Task objective =>
The response must contain all of the entries, each one repeated exactly.

[[ Extracted records open ]]

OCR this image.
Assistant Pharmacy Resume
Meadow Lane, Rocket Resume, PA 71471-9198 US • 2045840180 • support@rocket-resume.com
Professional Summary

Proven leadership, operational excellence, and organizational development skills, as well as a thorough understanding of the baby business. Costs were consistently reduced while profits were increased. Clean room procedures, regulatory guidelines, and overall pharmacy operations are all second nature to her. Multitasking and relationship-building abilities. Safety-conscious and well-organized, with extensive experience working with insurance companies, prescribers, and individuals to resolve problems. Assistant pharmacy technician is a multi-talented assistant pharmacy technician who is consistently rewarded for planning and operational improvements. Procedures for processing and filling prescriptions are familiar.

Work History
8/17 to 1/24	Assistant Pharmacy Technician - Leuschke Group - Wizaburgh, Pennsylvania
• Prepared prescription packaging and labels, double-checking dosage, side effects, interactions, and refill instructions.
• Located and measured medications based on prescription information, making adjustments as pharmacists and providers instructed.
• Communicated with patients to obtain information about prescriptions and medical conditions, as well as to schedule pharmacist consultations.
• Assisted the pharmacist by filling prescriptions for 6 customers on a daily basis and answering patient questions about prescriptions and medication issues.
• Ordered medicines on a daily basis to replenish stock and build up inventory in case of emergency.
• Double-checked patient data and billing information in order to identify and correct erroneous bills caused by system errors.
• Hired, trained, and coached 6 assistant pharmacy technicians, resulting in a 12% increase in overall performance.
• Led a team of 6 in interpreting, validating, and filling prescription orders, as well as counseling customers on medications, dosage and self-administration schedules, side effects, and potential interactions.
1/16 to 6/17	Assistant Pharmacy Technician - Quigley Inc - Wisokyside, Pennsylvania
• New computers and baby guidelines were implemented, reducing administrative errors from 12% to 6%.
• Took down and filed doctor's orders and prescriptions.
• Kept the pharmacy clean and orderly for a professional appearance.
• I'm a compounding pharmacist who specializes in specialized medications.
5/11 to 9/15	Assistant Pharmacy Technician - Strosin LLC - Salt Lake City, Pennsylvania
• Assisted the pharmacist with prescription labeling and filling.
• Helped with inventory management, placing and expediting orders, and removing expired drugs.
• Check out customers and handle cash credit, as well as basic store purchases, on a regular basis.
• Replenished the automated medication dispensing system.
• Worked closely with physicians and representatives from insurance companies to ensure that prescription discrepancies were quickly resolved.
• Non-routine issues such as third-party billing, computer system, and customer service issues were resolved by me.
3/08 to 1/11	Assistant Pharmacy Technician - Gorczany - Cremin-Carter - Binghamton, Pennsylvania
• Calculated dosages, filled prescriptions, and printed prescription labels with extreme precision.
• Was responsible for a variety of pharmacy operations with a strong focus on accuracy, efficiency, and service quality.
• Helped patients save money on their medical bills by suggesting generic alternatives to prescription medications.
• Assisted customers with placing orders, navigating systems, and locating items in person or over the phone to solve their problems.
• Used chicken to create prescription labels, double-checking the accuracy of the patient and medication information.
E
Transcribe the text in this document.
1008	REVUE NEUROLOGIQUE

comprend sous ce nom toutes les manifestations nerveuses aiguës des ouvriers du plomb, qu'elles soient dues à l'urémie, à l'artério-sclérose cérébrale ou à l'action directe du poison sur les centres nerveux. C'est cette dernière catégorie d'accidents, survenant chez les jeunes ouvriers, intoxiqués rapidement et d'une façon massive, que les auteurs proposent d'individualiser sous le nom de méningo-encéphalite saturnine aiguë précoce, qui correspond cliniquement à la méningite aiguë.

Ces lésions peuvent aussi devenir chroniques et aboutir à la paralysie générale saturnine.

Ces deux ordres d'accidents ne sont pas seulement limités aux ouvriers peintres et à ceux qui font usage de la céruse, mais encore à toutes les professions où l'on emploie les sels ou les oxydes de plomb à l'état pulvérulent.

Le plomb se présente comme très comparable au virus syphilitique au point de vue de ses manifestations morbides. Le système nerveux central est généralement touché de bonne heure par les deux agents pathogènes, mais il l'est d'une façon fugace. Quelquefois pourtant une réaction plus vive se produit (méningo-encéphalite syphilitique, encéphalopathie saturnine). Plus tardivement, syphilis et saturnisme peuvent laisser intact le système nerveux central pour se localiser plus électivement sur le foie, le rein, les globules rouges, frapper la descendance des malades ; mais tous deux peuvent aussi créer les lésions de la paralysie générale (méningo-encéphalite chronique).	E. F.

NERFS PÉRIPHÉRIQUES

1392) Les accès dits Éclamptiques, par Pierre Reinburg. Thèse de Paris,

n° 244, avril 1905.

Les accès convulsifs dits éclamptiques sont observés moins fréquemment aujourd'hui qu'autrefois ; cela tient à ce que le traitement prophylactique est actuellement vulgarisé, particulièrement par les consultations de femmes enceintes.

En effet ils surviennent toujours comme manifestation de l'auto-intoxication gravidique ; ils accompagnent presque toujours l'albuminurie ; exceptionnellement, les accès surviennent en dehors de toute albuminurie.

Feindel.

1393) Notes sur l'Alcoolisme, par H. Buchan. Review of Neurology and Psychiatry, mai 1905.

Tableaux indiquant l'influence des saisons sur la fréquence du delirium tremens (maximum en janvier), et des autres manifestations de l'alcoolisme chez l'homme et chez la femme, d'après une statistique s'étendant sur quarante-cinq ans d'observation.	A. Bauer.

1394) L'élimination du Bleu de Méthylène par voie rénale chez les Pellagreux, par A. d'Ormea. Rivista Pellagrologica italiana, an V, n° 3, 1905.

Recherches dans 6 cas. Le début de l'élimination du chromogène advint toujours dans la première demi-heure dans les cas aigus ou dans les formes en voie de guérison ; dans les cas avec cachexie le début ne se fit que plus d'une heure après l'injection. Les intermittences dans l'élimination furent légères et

[[ Extracted records closed ]]

Solution to this problem =>
OCR this image.
Assistant Pharmacy Resume
Meadow Lane, Rocket Resume, PA 71471-9198 US • 2045840180 • support@rocket-resume.com
Professional Summary

Proven leadership, operational excellence, and organizational development skills, as well as a thorough understanding of the baby business. Costs were consistently reduced while profits were increased. Clean room procedures, regulatory guidelines, and overall pharmacy operations are all second nature to her. Multitasking and relationship-building abilities. Safety-conscious and well-organized, with extensive experience working with insurance companies, prescribers, and individuals to resolve problems. Assistant pharmacy technician is a multi-talented assistant pharmacy technician who is consistently rewarded for planning and operational improvements. Procedures for processing and filling prescriptions are familiar.

Work History
8/17 to 1/24	Assistant Pharmacy Technician - Leuschke Group - Wizaburgh, Pennsylvania
• Prepared prescription packaging and labels, double-checking dosage, side effects, interactions, and refill instructions.
• Located and measured medications based on prescription information, making adjustments as pharmacists and providers instructed.
• Communicated with patients to obtain information about prescriptions and medical conditions, as well as to schedule pharmacist consultations.
• Assisted the pharmacist by filling prescriptions for 6 customers on a daily basis and answering patient questions about prescriptions and medication issues.
• Ordered medicines on a daily basis to replenish stock and build up inventory in case of emergency.
• Double-checked patient data and billing information in order to identify and correct erroneous bills caused by system errors.
• Hired, trained, and coached 6 assistant pharmacy technicians, resulting in a 12% increase in overall performance.
• Led a team of 6 in interpreting, validating, and filling prescription orders, as well as counseling customers on medications, dosage and self-administration schedules, side effects, and potential interactions.
1/16 to 6/17	Assistant Pharmacy Technician - Quigley Inc - Wisokyside, Pennsylvania
• New computers and baby guidelines were implemented, reducing administrative errors from 12% to 6%.
• Took down and filed doctor's orders and prescriptions.
• Kept the pharmacy clean and orderly for a professional appearance.
• I'm a compounding pharmacist who specializes in specialized medications.
5/11 to 9/15	Assistant Pharmacy Technician - Strosin LLC - Salt Lake City, Pennsylvania
• Assisted the pharmacist with prescription labeling and filling.
• Helped with inventory management, placing and expediting orders, and removing expired drugs.
• Check out customers and handle cash credit, as well as basic store purchases, on a regular basis.
• Replenished the automated medication dispensing system.
• Worked closely with physicians and representatives from insurance companies to ensure that prescription discrepancies were quickly resolved.
• Non-routine issues such as third-party billing, computer system, and customer service issues were resolved by me.
3/08 to 1/11	Assistant Pharmacy Technician - Gorczany - Cremin-Carter - Binghamton, Pennsylvania
• Calculated dosages, filled prescriptions, and printed prescription labels with extreme precision.
• Was responsible for a variety of pharmacy operations with a strong focus on accuracy, efficiency, and service quality.
• Helped patients save money on their medical bills by suggesting generic alternatives to prescription medications.
• Assisted customers with placing orders, navigating systems, and locating items in person or over the phone to solve their problems.
• Used chicken to create prescription labels, double-checking the accuracy of the patient and medication information.
E
Transcribe the text in this document.
1008	REVUE NEUROLOGIQUE

comprend sous ce nom toutes les manifestations nerveuses aiguës des ouvriers du plomb, qu'elles soient dues à l'urémie, à l'artério-sclérose cérébrale ou à l'action directe du poison sur les centres nerveux. C'est cette dernière catégorie d'accidents, survenant chez les jeunes ouvriers, intoxiqués rapidement et d'une façon massive, que les auteurs proposent d'individualiser sous le nom de méningo-encéphalite saturnine aiguë précoce, qui correspond cliniquement à la méningite aiguë.

Ces lésions peuvent aussi devenir chroniques et aboutir à la paralysie générale saturnine.

Ces deux ordres d'accidents ne sont pas seulement limités aux ouvriers peintres et à ceux qui font usage de la céruse, mais encore à toutes les professions où l'on emploie les sels ou les oxydes de plomb à l'état pulvérulent.

Le plomb se présente comme très comparable au virus syphilitique au point de vue de ses manifestations morbides. Le système nerveux central est généralement touché de bonne heure par les deux agents pathogènes, mais il l'est d'une façon fugace. Quelquefois pourtant une réaction plus vive se produit (méningo-encéphalite syphilitique, encéphalopathie saturnine). Plus tardivement, syphilis et saturnisme peuvent laisser intact le système nerveux central pour se localiser plus électivement sur le foie, le rein, les globules rouges, frapper la descendance des malades ; mais tous deux peuvent aussi créer les lésions de la paralysie générale (méningo-encéphalite chronique).	E. F.

NERFS PÉRIPHÉRIQUES

1392) Les accès dits Éclamptiques, par Pierre Reinburg. Thèse de Paris,

n° 244, avril 1905.

Les accès convulsifs dits éclamptiques sont observés moins fréquemment aujourd'hui qu'autrefois ; cela tient à ce que le traitement prophylactique est actuellement vulgarisé, particulièrement par les consultations de femmes enceintes.

En effet ils surviennent toujours comme manifestation de l'auto-intoxication gravidique ; ils accompagnent presque toujours l'albuminurie ; exceptionnellement, les accès surviennent en dehors de toute albuminurie.

Feindel.

1393) Notes sur l'Alcoolisme, par H. Buchan. Review of Neurology and Psychiatry, mai 1905.

Tableaux indiquant l'influence des saisons sur la fréquence du delirium tremens (maximum en janvier), et des autres manifestations de l'alcoolisme chez l'homme et chez la femme, d'après une statistique s'étendant sur quarante-cinq ans d'observation.	A. Bauer.

1394) L'élimination du Bleu de Méthylène par voie rénale chez les Pellagreux, par A. d'Ormea. Rivista Pellagrologica italiana, an V, n° 3, 1905.

Recherches dans 6 cas. Le début de l'élimination du chromogène advint toujours dans la première demi-heure dans les cas aigus ou dans les formes en voie de guérison ; dans les cas avec cachexie le début ne se fit que plus d'une heure après l'injection. Les intermittences dans l'élimination furent légères et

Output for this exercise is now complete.